## CONSIGNES
[1] Résumez en deux phrases le texte sur la baronne d’Oettingen.
[2] D’après le texte sur la baronne d’Oettingen, combien de portraits de Dimitri Snégaroff la baronne avait-elle faits ?
[3] Prolongez le texte sur la baronne d’Oettingen à la suite de sa dernière phrase.

## EXTRAIT DU TEXTE

────────

Les vies rêvées de la baronne d’Oettingen

« La baronne d’Oettingen que ma famille n’aimait pas avait fait trois portraits de Dimitri Snégaroff. Mon aïeul les avait conservés dans son bureau, tout près de l’autoportrait de la baronne, tout près d’un manuscrit anonyme, tout près de lui. Leurs visages dormaient ensemble dans un tiroir qui n’était pas destiné à être ouvert par une main étrangère. Sauf que je l’ai ouvert, et s’en est échappée cette histoire », précise Thomas Snégaroff, journaliste et historien qui retrace au fil d’une enquête littéraire, et habité par la légende de son grand père, célèbre imprimeur d’art et ami d’Hélène, le destin de cette femme mystérieuse, morte dans l’anonymat et la pauvreté. Après avoir fait de sa vie un roman à multiples facettes où l’avenir paraît sans limite, comme l’argent qui régulièrement arrive de Russie, lui permet de vivre grand train et d’aider les artistes dans le besoin.

────────

## DOCUMENTS FOURNIS
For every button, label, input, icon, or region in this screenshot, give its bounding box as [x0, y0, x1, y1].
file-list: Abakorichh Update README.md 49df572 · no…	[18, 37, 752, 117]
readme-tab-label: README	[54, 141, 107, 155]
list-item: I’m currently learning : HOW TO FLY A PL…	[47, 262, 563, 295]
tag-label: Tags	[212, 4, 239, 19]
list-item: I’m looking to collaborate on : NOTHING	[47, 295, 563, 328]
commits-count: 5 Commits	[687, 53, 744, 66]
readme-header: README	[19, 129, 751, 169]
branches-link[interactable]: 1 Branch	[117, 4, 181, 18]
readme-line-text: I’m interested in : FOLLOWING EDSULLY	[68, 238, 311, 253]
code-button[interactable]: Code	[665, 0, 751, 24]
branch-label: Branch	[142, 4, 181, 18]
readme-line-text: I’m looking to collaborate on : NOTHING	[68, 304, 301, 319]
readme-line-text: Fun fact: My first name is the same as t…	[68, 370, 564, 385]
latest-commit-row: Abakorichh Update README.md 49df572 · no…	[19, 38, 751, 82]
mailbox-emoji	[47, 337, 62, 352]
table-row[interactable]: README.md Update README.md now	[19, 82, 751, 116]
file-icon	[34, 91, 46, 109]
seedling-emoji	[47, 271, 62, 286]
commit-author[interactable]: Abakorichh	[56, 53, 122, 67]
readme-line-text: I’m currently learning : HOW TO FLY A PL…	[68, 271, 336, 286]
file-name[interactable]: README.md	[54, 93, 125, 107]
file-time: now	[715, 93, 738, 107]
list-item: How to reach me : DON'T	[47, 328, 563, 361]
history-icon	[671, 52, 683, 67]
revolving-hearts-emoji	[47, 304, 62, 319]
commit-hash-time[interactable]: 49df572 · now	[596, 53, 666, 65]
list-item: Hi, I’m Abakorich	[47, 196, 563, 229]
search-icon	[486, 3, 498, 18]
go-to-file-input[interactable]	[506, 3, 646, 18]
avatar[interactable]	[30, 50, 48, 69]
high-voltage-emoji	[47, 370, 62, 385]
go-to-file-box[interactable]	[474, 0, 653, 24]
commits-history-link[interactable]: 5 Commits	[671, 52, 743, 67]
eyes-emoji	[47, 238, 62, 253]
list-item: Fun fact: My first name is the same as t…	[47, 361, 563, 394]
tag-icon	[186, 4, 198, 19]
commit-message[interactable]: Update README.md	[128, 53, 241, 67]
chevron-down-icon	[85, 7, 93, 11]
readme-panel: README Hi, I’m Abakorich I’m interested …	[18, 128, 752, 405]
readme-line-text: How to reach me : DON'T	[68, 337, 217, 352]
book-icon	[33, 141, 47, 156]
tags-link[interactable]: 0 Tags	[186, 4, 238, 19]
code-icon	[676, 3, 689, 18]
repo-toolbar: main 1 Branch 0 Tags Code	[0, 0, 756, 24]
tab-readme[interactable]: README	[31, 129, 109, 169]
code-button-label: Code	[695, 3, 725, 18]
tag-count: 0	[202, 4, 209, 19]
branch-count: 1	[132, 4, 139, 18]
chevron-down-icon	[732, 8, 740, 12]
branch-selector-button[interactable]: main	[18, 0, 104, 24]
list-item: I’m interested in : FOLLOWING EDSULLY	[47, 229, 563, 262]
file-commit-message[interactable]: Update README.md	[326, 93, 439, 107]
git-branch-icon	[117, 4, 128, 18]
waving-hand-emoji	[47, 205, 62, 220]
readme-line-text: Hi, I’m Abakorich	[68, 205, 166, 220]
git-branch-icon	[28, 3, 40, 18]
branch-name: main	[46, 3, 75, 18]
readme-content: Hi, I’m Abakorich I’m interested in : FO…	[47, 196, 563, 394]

────────

## RÉPONSES PAR CONSIGNE
[1] Thomas Snégaroff raconte avoir ouvert le tiroir où son aïeul conservait trois portraits de Dimitri Snégaroff faits par la baronne d’Oettingen, près de l’autoportrait de celle-ci et d’un manuscrit anonyme. Journaliste et historien, il retrace dans une enquête littéraire le destin de cette femme mystérieuse, amie de son grand-père imprimeur d’art, morte dans l’anonymat et la pauvreté.

[2] Elle en avait fait trois.

[3]
Qui était Hélène d’Oettingen, née Elena Miontchinska en Ukraine en 1887, avant de devenir l’une des grandes figures de la Belle Epoque ? Peintre, poétesse, romancière, cette femme passionnée et avant-gardiste fut à la fois muse et mécène, empruntant autant de pseudonymes que de vies. « Que la vie est grande pour ceux qui savent s’en inventer plusieurs ». Mais ce besoin d’être au centre du monde ne cache-t-il pas un mal être et une fuite en avant ? Comme de séduire tous les amants qu’elle désire ?« Je sens que toute ma vie dépend de savoir si tu m’aimes ? »

La couverture de ce roman est ornée d’un portrait d’Hélène par Modigliani. Et c’est toute la bohème fiévreuse de Montparnasse qui éclaire ce roman, celle de Modigliani, d’Apollinaire, du Douanier Rousseau ou de Picasso. « Tout le monde vit là. Là vit le monde. Les artistes qui comptent, et les autres, quittent Montmartre pour Montparnasse. Hélène aussi quittera sa parisienne province pour le centre du monde. La géographie lui portera chance, elle le sait » (p.126)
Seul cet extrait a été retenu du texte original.